--- Start Task inputs ---

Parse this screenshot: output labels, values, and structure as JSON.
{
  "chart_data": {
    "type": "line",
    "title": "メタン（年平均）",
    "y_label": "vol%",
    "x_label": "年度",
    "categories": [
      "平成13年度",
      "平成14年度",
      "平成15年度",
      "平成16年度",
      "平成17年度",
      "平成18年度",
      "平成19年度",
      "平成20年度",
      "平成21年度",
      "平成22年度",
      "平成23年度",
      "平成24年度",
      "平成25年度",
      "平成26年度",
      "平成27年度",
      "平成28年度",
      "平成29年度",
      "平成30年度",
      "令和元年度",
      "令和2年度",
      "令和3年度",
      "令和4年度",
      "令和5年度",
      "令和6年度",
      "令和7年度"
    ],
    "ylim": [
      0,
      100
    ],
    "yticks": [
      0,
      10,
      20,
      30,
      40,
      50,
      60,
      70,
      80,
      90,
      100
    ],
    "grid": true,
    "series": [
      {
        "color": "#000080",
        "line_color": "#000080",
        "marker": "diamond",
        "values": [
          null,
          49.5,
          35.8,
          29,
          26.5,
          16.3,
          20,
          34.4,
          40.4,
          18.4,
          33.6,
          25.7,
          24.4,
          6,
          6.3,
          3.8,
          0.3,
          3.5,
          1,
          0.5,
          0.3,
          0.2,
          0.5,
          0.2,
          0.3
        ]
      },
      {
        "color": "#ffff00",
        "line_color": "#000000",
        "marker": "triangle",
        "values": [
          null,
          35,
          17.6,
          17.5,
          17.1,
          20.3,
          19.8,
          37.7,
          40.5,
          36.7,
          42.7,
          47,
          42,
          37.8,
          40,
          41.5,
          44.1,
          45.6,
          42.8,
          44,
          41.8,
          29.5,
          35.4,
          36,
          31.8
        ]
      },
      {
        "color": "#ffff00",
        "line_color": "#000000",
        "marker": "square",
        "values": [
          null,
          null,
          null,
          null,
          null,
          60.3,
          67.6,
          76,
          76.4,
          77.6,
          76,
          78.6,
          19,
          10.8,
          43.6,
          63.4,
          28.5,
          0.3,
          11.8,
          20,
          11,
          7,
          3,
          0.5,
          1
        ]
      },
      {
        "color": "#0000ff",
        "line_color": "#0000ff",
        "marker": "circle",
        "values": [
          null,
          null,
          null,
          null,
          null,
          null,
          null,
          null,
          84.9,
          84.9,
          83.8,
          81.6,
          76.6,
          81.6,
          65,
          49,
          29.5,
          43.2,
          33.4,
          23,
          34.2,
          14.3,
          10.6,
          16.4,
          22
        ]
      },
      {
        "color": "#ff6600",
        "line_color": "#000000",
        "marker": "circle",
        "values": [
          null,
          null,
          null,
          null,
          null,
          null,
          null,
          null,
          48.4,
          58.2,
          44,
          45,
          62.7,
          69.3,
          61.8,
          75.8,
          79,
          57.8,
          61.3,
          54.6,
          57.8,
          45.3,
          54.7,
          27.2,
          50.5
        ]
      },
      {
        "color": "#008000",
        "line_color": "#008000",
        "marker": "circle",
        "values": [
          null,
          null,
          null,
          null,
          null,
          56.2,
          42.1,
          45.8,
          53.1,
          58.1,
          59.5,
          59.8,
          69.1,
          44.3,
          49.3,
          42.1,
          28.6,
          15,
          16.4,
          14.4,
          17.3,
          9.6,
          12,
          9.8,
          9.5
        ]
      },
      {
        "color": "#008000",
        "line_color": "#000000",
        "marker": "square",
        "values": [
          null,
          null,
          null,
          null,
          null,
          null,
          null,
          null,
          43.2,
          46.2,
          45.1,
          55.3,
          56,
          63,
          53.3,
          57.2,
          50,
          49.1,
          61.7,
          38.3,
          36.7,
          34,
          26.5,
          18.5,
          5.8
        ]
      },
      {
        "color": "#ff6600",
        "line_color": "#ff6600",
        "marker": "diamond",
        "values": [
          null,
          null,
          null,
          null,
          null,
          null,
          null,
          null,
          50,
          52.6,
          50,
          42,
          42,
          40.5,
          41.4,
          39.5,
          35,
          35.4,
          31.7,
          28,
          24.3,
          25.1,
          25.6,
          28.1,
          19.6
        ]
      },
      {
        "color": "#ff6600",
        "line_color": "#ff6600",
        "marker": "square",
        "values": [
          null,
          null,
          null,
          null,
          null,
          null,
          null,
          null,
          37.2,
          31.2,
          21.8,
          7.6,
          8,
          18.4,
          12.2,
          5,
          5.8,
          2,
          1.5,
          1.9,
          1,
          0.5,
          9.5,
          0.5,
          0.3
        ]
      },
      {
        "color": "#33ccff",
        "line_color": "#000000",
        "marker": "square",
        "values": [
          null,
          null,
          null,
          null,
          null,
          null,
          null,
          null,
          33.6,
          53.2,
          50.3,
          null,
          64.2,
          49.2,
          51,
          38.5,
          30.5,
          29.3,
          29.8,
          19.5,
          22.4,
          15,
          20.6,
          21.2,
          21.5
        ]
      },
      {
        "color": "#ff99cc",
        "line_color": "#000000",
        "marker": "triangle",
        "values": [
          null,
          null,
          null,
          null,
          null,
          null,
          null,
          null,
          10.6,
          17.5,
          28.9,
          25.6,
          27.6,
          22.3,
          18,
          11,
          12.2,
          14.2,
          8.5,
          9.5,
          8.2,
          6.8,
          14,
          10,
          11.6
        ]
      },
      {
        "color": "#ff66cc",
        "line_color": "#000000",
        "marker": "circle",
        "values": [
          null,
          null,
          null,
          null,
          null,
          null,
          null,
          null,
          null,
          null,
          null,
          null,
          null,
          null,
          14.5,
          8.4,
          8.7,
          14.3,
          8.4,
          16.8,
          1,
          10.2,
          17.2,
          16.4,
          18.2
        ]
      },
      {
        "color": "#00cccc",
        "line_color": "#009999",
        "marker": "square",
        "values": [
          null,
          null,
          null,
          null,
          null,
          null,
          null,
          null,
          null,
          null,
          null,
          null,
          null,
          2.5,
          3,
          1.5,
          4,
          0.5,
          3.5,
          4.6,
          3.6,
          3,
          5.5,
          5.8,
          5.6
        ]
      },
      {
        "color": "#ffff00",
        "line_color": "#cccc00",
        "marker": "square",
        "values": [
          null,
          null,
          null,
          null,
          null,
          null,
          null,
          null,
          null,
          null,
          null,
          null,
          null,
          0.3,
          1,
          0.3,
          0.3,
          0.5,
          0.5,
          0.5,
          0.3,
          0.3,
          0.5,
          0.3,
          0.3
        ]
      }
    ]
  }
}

--- End Task inputs ---

### Work to be completed
All entries must be repeated verbatim.

### Expected output
Parse this screenshot: output labels, values, and structure as JSON.
{
  "chart_data": {
    "type": "line",
    "title": "メタン（年平均）",
    "y_label": "vol%",
    "x_label": "年度",
    "categories": [
      "平成13年度",
      "平成14年度",
      "平成15年度",
      "平成16年度",
      "平成17年度",
      "平成18年度",
      "平成19年度",
      "平成20年度",
      "平成21年度",
      "平成22年度",
      "平成23年度",
      "平成24年度",
      "平成25年度",
      "平成26年度",
      "平成27年度",
      "平成28年度",
      "平成29年度",
      "平成30年度",
      "令和元年度",
      "令和2年度",
      "令和3年度",
      "令和4年度",
      "令和5年度",
      "令和6年度",
      "令和7年度"
    ],
    "ylim": [
      0,
      100
    ],
    "yticks": [
      0,
      10,
      20,
      30,
      40,
      50,
      60,
      70,
      80,
      90,
      100
    ],
    "grid": true,
    "series": [
      {
        "color": "#000080",
        "line_color": "#000080",
        "marker": "diamond",
        "values": [
          null,
          49.5,
          35.8,
          29,
          26.5,
          16.3,
          20,
          34.4,
          40.4,
          18.4,
          33.6,
          25.7,
          24.4,
          6,
          6.3,
          3.8,
          0.3,
          3.5,
          1,
          0.5,
          0.3,
          0.2,
          0.5,
          0.2,
          0.3
        ]
      },
      {
        "color": "#ffff00",
        "line_color": "#000000",
        "marker": "triangle",
        "values": [
          null,
          35,
          17.6,
          17.5,
          17.1,
          20.3,
          19.8,
          37.7,
          40.5,
          36.7,
          42.7,
          47,
          42,
          37.8,
          40,
          41.5,
          44.1,
          45.6,
          42.8,
          44,
          41.8,
          29.5,
          35.4,
          36,
          31.8
        ]
      },
      {
        "color": "#ffff00",
        "line_color": "#000000",
        "marker": "square",
        "values": [
          null,
          null,
          null,
          null,
          null,
          60.3,
          67.6,
          76,
          76.4,
          77.6,
          76,
          78.6,
          19,
          10.8,
          43.6,
          63.4,
          28.5,
          0.3,
          11.8,
          20,
          11,
          7,
          3,
          0.5,
          1
        ]
      },
      {
        "color": "#0000ff",
        "line_color": "#0000ff",
        "marker": "circle",
        "values": [
          null,
          null,
          null,
          null,
          null,
          null,
          null,
          null,
          84.9,
          84.9,
          83.8,
          81.6,
          76.6,
          81.6,
          65,
          49,
          29.5,
          43.2,
          33.4,
          23,
          34.2,
          14.3,
          10.6,
          16.4,
          22
        ]
      },
      {
        "color": "#ff6600",
        "line_color": "#000000",
        "marker": "circle",
        "values": [
          null,
          null,
          null,
          null,
          null,
          null,
          null,
          null,
          48.4,
          58.2,
          44,
          45,
          62.7,
          69.3,
          61.8,
          75.8,
          79,
          57.8,
          61.3,
          54.6,
          57.8,
          45.3,
          54.7,
          27.2,
          50.5
        ]
      },
      {
        "color": "#008000",
        "line_color": "#008000",
        "marker": "circle",
        "values": [
          null,
          null,
          null,
          null,
          null,
          56.2,
          42.1,
          45.8,
          53.1,
          58.1,
          59.5,
          59.8,
          69.1,
          44.3,
          49.3,
          42.1,
          28.6,
          15,
          16.4,
          14.4,
          17.3,
          9.6,
          12,
          9.8,
          9.5
        ]
      },
      {
        "color": "#008000",
        "line_color": "#000000",
        "marker": "square",
        "values": [
          null,
          null,
          null,
          null,
          null,
          null,
          null,
          null,
          43.2,
          46.2,
          45.1,
          55.3,
          56,
          63,
          53.3,
          57.2,
          50,
          49.1,
          61.7,
          38.3,
          36.7,
          34,
          26.5,
          18.5,
          5.8
        ]
      },
      {
        "color": "#ff6600",
        "line_color": "#ff6600",
        "marker": "diamond",
        "values": [
          null,
          null,
          null,
          null,
          null,
          null,
          null,
          null,
          50,
          52.6,
          50,
          42,
          42,
          40.5,
          41.4,
          39.5,
          35,
          35.4,
          31.7,
          28,
          24.3,
          25.1,
          25.6,
          28.1,
          19.6
        ]
      },
      {
        "color": "#ff6600",
        "line_color": "#ff6600",
        "marker": "square",
        "values": [
          null,
          null,
          null,
          null,
          null,
          null,
          null,
          null,
          37.2,
          31.2,
          21.8,
          7.6,
          8,
          18.4,
          12.2,
          5,
          5.8,
          2,
          1.5,
          1.9,
          1,
          0.5,
          9.5,
          0.5,
          0.3
        ]
      },
      {
        "color": "#33ccff",
        "line_color": "#000000",
        "marker": "square",
        "values": [
          null,
          null,
          null,
          null,
          null,
          null,
          null,
          null,
          33.6,
          53.2,
          50.3,
          null,
          64.2,
          49.2,
          51,
          38.5,
          30.5,
          29.3,
          29.8,
          19.5,
          22.4,
          15,
          20.6,
          21.2,
          21.5
        ]
      },
      {
        "color": "#ff99cc",
        "line_color": "#000000",
        "marker": "triangle",
        "values": [
          null,
          null,
          null,
          null,
          null,
          null,
          null,
          null,
          10.6,
          17.5,
          28.9,
          25.6,
          27.6,
          22.3,
          18,
          11,
          12.2,
          14.2,
          8.5,
          9.5,
          8.2,
          6.8,
          14,
          10,
          11.6
        ]
      },
      {
        "color": "#ff66cc",
        "line_color": "#000000",
        "marker": "circle",
        "values": [
          null,
          null,
          null,
          null,
          null,
          null,
          null,
          null,
          null,
          null,
          null,
          null,
          null,
          null,
          14.5,
          8.4,
          8.7,
          14.3,
          8.4,
          16.8,
          1,
          10.2,
          17.2,
          16.4,
          18.2
        ]
      },
      {
        "color": "#00cccc",
        "line_color": "#009999",
        "marker": "square",
        "values": [
          null,
          null,
          null,
          null,
          null,
          null,
          null,
          null,
          null,
          null,
          null,
          null,
          null,
          2.5,
          3,
          1.5,
          4,
          0.5,
          3.5,
          4.6,
          3.6,
          3,
          5.5,
          5.8,
          5.6
        ]
      },
      {
        "color": "#ffff00",
        "line_color": "#cccc00",
        "marker": "square",
        "values": [
          null,
          null,
          null,
          null,
          null,
          null,
          null,
          null,
          null,
          null,
          null,
          null,
          null,
          0.3,
          1,
          0.3,
          0.3,
          0.5,
          0.5,
          0.5,
          0.3,
          0.3,
          0.5,
          0.3,
          0.3
        ]
      }
    ]
  }
}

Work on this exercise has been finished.